- [Your instructions]: Would you return the complete listing below word for word?

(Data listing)
□ □ □ □ □

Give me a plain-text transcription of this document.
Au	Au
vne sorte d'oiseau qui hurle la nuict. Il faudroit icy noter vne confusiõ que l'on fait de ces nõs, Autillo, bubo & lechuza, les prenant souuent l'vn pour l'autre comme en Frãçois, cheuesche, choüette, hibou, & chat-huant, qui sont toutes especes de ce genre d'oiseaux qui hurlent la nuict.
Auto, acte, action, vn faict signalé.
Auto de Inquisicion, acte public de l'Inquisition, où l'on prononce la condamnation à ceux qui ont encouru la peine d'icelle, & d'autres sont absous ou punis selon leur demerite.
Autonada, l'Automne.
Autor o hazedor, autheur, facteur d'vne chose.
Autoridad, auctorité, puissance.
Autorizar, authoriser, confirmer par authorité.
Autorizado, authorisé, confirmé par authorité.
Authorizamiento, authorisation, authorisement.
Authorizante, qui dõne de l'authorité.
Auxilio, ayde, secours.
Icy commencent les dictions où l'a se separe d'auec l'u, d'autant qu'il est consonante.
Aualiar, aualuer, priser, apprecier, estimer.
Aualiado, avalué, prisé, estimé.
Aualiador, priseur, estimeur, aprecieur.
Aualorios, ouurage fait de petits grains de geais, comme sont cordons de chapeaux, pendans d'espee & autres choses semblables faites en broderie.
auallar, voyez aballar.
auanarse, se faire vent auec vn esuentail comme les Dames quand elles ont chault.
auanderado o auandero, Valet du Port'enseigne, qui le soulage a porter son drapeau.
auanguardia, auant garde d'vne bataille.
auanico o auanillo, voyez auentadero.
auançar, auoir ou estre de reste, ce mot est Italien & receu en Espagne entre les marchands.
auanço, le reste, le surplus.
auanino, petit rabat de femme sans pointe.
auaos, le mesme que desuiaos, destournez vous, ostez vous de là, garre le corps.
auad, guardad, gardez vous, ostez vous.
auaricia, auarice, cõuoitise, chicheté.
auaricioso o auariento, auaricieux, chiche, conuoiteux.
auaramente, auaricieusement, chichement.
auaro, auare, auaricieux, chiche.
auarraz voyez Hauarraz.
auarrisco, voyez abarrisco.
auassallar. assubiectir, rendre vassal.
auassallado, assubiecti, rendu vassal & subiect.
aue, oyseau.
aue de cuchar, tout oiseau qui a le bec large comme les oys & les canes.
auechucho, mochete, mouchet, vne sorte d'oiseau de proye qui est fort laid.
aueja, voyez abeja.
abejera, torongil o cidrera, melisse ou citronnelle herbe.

□ □ □ □ □

- [Exercise solution]:
Give me a plain-text transcription of this document.
Au	Au
vne sorte d'oiseau qui hurle la nuict. Il faudroit icy noter vne confusiõ que l'on fait de ces nõs, Autillo, bubo & lechuza, les prenant souuent l'vn pour l'autre comme en Frãçois, cheuesche, choüette, hibou, & chat-huant, qui sont toutes especes de ce genre d'oiseaux qui hurlent la nuict.
Auto, acte, action, vn faict signalé.
Auto de Inquisicion, acte public de l'Inquisition, où l'on prononce la condamnation à ceux qui ont encouru la peine d'icelle, & d'autres sont absous ou punis selon leur demerite.
Autonada, l'Automne.
Autor o hazedor, autheur, facteur d'vne chose.
Autoridad, auctorité, puissance.
Autorizar, authoriser, confirmer par authorité.
Autorizado, authorisé, confirmé par authorité.
Authorizamiento, authorisation, authorisement.
Authorizante, qui dõne de l'authorité.
Auxilio, ayde, secours.
Icy commencent les dictions où l'a se separe d'auec l'u, d'autant qu'il est consonante.
Aualiar, aualuer, priser, apprecier, estimer.
Aualiado, avalué, prisé, estimé.
Aualiador, priseur, estimeur, aprecieur.
Aualorios, ouurage fait de petits grains de geais, comme sont cordons de chapeaux, pendans d'espee & autres choses semblables faites en broderie.
auallar, voyez aballar.
auanarse, se faire vent auec vn esuentail comme les Dames quand elles ont chault.
auanderado o auandero, Valet du Port'enseigne, qui le soulage a porter son drapeau.
auanguardia, auant garde d'vne bataille.
auanico o auanillo, voyez auentadero.
auançar, auoir ou estre de reste, ce mot est Italien & receu en Espagne entre les marchands.
auanço, le reste, le surplus.
auanino, petit rabat de femme sans pointe.
auaos, le mesme que desuiaos, destournez vous, ostez vous de là, garre le corps.
auad, guardad, gardez vous, ostez vous.
auaricia, auarice, cõuoitise, chicheté.
auaricioso o auariento, auaricieux, chiche, conuoiteux.
auaramente, auaricieusement, chichement.
auaro, auare, auaricieux, chiche.
auarraz voyez Hauarraz.
auarrisco, voyez abarrisco.
auassallar. assubiectir, rendre vassal.
auassallado, assubiecti, rendu vassal & subiect.
aue, oyseau.
aue de cuchar, tout oiseau qui a le bec large comme les oys & les canes.
auechucho, mochete, mouchet, vne sorte d'oiseau de proye qui est fort laid.
aueja, voyez abeja.
abejera, torongil o cidrera, melisse ou citronnelle herbe.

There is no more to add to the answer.